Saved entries
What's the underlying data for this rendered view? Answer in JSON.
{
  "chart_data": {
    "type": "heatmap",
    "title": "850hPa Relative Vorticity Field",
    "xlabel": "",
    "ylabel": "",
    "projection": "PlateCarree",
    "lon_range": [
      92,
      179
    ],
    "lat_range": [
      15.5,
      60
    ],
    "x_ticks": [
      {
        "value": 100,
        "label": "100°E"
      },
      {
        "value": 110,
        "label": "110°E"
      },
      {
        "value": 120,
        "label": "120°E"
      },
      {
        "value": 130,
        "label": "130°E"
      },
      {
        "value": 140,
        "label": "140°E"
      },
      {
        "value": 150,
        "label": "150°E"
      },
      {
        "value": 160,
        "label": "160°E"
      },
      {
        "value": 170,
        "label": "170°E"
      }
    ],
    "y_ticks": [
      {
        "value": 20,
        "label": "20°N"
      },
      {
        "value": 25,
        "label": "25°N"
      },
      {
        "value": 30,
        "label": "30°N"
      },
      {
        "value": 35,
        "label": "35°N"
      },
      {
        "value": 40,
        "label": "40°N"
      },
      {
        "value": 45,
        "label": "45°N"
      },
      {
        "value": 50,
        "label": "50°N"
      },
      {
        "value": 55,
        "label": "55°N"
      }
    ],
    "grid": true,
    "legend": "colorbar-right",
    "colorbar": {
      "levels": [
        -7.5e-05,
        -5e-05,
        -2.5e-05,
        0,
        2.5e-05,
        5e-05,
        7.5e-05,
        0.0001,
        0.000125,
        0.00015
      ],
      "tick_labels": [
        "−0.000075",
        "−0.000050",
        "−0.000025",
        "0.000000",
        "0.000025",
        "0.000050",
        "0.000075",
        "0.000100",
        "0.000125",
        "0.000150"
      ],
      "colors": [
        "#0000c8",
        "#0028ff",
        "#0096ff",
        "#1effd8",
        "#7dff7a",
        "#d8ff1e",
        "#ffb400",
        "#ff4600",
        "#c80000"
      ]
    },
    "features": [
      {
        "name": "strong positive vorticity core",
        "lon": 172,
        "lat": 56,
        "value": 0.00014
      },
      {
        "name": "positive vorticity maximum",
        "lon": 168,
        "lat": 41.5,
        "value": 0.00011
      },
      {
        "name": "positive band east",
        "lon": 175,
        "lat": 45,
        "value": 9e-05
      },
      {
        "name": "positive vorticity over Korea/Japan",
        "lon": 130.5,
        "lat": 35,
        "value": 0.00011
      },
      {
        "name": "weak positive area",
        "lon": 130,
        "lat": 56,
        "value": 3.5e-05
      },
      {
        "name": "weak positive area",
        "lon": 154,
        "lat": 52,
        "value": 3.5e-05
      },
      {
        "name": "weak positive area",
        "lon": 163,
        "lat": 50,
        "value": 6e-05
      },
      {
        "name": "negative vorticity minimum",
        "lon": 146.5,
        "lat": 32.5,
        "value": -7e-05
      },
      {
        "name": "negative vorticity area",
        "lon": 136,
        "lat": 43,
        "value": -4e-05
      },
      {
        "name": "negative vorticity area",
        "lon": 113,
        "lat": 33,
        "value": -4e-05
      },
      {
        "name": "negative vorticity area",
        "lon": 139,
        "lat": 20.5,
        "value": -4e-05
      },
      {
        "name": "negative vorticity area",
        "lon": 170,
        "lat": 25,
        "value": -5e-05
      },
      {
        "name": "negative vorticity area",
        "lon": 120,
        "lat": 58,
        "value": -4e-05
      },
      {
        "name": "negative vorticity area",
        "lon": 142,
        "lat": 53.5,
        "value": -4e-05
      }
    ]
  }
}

**PROBLEM DESCRIPTION:** Copy out each line of the data containing the string "positive".

**FULL RESPONSE:**
        "name": "strong positive vorticity core",
        "name": "positive vorticity maximum",
        "name": "positive band east",
        "name": "positive vorticity over Korea/Japan",
        "name": "weak positive area",
        "name": "weak positive area",
        "name": "weak positive area",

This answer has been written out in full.